> **出典本文**

とはいえ、当時のシチリアには、マフィアについて調査を継続し、糾弾したレオナルド・シャーシャ、あるいはミケーレ・パンタレオーネなどの作家や歴史家なども存在します。たとえば戦後の大ボス、ドン・カロジェロと同郷で、「L’Ora」のジャーナリストだったミケーレ・パンタレオーネは、50年代後半に「政治とマフィア」という革命的な著書を上梓し、当時のベストセラーとなっています。
このパンタレオーネの説として特に有名なのは、映画にもなった「Il sasso in bocca(口に詰め込まれた石ー1969年公開)」で、これはAMGOT(連合軍政府)とヴィート・ジェノベーゼ、そしてラッキー・ルチアーノ、ドン・カロジェロの関係(多少想像も含まれますが)や、非道なマフィアの世界観など、当時のマフィアの詳細をドキュメントした作品でした。マフィアを糾弾し続けたパンタレオーネは2002年に亡くなるまで、マフィアに関する14冊の本、11冊の小冊子、イタリアの主要紙に5000以上の記事を書いています。
さらに、マルコ・トゥリオ・ジョルダーナ監督の映画「I Cento Passi (ペッピーノの100歩)」で描かれた、ペッピーノ(ジュゼッペ)・インパスタートに関しては、彼の死後から45年以上が経った現在でも、アンチマフィアのシンボルとして、多くの人々が語り継ぎ、命日には必ず主要メディアがインパスタートの勇気を称賛する記事を掲載します。インパスタートはシチリアで、マフィアを巡る沈黙を豪快に破り、アンチマフィア運動を活発化させた青年です。
映画「ペッピーノの100歩」では、そもそも古くから、マフィアの中核を成す大ファミリーに支配されていたパレルモのチーニジで、親族すべてがマフィア、という家族に生まれながら、共産主義、社会主義に傾倒し、自らラジオ局を立ち上げ、全力でマフィアと闘ったペッピーノの短い生涯が描かれますが、登場人物はすべて実在した人物です。

> **課題の目的**
シチリアのアンチマフィアに関する文章を、最後の文の直後から書き継いでください。 以下のエントリは、シチリアのアンチマフィアに関する文章とは無関係です。

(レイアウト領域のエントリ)
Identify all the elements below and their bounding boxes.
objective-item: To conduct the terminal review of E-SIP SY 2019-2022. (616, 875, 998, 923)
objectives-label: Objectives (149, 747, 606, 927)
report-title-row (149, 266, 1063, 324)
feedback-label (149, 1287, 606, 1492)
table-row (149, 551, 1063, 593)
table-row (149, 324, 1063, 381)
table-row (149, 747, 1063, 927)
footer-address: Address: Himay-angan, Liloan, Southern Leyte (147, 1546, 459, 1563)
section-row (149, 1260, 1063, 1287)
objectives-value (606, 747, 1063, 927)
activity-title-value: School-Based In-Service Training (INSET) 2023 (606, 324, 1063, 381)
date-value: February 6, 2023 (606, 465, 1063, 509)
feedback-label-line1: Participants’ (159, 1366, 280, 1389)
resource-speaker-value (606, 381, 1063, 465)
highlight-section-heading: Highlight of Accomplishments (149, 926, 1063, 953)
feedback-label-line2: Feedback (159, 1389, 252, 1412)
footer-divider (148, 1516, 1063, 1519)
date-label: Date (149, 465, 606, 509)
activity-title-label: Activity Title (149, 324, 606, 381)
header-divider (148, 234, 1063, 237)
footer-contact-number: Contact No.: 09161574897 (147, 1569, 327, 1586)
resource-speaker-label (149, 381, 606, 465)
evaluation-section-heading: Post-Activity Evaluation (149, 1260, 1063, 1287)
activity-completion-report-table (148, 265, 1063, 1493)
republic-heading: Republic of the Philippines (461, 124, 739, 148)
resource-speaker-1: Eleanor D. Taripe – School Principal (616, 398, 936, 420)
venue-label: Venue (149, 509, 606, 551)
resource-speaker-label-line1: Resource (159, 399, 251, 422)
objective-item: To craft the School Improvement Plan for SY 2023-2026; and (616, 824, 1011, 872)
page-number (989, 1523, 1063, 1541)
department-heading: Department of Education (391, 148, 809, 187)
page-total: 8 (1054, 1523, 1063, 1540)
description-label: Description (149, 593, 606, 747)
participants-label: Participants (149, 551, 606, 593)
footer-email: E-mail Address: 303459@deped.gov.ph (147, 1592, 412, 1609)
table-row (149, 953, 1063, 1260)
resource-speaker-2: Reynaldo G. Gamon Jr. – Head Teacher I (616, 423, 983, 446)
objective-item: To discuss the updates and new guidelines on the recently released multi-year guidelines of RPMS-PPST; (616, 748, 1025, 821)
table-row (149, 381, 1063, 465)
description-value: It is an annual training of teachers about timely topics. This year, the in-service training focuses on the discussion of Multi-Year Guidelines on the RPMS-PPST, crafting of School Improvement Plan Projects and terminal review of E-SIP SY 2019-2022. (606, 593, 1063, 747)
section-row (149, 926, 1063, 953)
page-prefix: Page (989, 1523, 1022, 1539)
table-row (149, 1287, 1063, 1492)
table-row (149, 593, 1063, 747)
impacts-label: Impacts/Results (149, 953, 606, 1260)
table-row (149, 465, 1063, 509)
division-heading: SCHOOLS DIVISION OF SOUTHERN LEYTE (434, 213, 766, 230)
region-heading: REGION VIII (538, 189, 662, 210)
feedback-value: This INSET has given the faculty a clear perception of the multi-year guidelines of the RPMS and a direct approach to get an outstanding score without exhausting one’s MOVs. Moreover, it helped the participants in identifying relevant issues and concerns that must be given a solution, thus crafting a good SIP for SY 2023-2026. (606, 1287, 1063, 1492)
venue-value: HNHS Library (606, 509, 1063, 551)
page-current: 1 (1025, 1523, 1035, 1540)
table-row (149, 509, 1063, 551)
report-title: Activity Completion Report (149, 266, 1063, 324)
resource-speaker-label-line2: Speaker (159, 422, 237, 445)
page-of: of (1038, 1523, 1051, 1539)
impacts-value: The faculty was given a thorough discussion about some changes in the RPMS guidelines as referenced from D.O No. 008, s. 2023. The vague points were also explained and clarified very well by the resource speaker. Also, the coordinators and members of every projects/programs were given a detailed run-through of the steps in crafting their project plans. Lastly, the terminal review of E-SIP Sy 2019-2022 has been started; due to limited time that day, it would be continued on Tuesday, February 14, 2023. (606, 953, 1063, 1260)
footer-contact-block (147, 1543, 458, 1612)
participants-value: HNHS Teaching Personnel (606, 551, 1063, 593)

--

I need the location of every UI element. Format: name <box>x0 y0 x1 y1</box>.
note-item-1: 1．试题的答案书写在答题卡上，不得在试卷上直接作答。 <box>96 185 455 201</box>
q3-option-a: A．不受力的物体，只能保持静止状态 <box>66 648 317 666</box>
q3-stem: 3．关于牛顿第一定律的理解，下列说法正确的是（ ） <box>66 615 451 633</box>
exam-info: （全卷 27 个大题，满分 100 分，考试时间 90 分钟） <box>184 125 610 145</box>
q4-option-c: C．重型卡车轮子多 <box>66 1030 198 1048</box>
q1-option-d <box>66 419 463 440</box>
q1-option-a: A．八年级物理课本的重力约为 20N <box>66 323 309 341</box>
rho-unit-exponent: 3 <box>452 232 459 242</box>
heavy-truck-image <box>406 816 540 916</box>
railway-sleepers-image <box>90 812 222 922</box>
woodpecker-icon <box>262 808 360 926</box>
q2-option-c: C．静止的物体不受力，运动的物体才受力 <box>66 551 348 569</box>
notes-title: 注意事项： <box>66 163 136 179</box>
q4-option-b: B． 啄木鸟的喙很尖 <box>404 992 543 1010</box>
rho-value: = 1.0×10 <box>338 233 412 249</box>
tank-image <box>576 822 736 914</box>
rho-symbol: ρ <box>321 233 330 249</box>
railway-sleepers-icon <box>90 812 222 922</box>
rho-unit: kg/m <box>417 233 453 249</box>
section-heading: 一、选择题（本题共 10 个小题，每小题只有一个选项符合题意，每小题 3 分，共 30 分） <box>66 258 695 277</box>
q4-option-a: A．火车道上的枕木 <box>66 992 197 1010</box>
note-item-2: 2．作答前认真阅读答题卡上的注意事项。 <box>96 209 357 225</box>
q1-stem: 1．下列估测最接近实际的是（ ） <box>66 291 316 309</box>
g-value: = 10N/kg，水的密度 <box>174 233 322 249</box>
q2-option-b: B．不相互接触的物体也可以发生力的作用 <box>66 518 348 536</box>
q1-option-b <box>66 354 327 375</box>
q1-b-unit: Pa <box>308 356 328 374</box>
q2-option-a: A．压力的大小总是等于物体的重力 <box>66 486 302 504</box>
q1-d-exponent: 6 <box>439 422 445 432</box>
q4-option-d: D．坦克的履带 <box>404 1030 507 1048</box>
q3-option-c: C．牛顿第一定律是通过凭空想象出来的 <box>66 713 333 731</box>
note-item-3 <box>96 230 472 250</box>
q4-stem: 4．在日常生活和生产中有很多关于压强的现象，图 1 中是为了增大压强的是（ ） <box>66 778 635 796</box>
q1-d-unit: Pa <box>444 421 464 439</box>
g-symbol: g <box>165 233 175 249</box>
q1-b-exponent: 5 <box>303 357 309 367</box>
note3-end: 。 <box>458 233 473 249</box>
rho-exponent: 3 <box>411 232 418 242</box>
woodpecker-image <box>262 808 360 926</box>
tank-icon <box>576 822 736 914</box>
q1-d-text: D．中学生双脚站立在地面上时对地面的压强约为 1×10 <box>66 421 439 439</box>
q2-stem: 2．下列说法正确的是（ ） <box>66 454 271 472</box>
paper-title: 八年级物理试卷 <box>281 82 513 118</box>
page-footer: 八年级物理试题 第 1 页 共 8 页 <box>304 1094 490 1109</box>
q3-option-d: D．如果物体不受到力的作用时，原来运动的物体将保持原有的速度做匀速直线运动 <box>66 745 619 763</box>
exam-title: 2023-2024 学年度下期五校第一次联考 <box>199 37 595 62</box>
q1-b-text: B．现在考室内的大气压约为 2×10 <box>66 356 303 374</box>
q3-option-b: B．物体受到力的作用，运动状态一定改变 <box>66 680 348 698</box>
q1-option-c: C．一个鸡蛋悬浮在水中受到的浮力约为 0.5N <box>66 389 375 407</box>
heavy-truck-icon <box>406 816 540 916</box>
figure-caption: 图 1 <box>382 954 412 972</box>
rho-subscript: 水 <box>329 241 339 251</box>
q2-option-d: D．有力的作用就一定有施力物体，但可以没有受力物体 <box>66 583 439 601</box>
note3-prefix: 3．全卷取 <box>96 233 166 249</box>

==

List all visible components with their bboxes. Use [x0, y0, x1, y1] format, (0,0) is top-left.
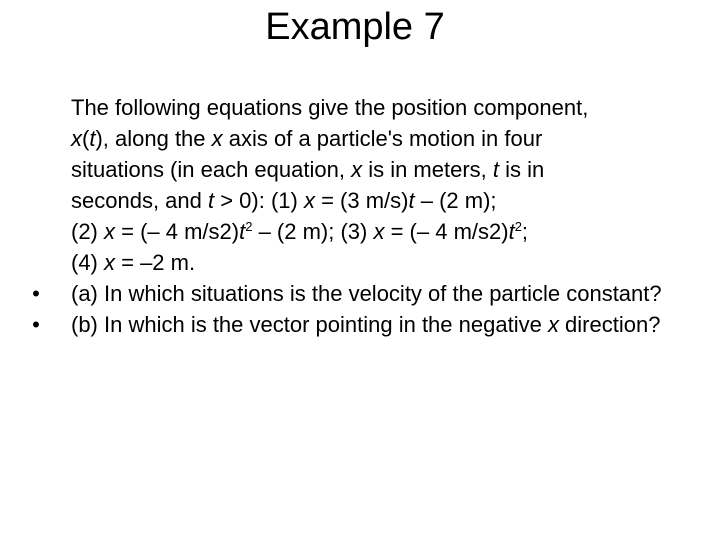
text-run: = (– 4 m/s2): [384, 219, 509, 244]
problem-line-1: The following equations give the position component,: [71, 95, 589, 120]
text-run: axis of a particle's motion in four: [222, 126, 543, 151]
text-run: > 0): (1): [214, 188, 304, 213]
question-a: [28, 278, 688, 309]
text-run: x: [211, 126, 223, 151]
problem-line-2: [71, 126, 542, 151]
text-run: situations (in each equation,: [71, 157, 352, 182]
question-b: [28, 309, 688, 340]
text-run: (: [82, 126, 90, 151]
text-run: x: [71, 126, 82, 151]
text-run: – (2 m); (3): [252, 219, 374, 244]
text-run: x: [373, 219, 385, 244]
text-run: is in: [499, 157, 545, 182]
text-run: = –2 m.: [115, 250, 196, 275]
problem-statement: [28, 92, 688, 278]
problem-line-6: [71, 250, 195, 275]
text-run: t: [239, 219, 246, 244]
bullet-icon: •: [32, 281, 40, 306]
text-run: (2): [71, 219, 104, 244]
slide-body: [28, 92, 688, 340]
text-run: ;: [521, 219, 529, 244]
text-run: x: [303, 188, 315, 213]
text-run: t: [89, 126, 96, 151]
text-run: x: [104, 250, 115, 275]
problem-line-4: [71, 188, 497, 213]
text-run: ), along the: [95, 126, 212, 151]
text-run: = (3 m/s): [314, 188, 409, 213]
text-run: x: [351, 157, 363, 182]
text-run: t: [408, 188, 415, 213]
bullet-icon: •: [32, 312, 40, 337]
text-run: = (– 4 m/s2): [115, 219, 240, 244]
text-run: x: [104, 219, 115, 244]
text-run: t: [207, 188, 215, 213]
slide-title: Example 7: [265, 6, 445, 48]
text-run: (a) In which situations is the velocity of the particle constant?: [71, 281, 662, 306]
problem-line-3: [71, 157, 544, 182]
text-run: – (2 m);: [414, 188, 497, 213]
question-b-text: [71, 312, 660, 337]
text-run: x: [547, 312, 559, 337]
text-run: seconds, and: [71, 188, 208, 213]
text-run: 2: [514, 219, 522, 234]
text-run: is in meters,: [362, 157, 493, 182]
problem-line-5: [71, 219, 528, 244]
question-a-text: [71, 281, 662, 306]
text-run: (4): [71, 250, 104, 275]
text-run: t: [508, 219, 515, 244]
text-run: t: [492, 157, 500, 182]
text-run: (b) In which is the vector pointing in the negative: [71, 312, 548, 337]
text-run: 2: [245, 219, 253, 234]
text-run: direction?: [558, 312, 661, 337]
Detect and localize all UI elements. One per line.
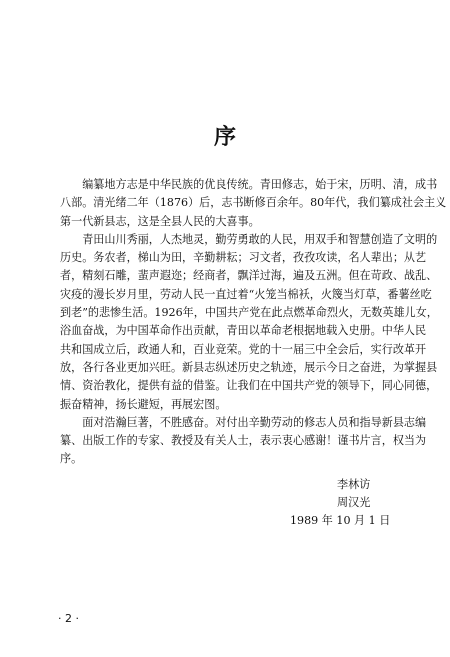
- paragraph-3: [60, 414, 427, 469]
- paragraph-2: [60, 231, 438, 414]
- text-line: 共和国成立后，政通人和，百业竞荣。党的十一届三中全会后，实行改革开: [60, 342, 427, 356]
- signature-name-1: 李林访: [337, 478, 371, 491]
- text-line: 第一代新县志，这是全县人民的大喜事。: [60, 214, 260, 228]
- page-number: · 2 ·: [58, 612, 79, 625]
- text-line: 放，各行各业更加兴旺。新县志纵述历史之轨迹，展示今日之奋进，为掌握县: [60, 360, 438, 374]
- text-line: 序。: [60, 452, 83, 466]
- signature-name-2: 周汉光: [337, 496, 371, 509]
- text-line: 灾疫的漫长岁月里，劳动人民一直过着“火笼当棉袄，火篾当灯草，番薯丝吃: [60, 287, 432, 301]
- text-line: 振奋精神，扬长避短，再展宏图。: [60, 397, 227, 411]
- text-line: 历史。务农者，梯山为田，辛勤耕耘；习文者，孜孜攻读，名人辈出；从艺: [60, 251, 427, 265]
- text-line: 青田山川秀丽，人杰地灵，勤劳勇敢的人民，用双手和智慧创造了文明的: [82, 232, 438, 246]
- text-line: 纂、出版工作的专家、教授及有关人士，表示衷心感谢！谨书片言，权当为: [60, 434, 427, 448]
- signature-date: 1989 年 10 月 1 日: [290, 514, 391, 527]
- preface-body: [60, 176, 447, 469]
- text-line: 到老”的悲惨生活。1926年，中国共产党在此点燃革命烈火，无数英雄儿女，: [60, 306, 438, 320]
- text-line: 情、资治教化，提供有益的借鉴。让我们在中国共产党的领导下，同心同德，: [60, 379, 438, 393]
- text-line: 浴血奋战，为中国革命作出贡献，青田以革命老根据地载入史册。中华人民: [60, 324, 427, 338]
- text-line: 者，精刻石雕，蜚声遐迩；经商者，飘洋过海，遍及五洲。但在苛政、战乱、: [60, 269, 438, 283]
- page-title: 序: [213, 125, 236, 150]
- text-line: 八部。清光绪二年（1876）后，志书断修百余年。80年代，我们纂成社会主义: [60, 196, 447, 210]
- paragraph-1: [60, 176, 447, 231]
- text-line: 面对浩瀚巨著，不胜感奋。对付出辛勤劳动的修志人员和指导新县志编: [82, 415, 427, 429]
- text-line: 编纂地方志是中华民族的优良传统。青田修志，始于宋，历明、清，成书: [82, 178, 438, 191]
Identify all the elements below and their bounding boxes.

> **回答**
映画の冒頭、米国へ移民した親戚の結婚祝いで、家族の長として君臨するペッピーノの叔父チェーザレ・マンゼッラは、米国帰りのチーニジの大ボスで、1957年に米国、シチリア両「コーザ・ノストラ」との合同会議が開かれたあと、シチリアに創設された「コミッション=クーポラ」の、最初のメンバーともなったマフィア界の大物のひとりでもありました。
そのチェーザレ・マンゼッラは、「クーポラ」の他のメンバー、サルヴァトーレ・グレコ、アンジェロ・ラ・バルベーラが組織し、自らも資金を出していた、ヘロインの米国への大量密輸でトラブルが起こったため、前述した第1次マフィア戦争に巻き込まれ、1963年にマフィアがはじめて使った自動車爆弾ーアルファロメオ・ジュリエッタに詰め込まれた爆薬で吹き飛ばされて亡くなることになります。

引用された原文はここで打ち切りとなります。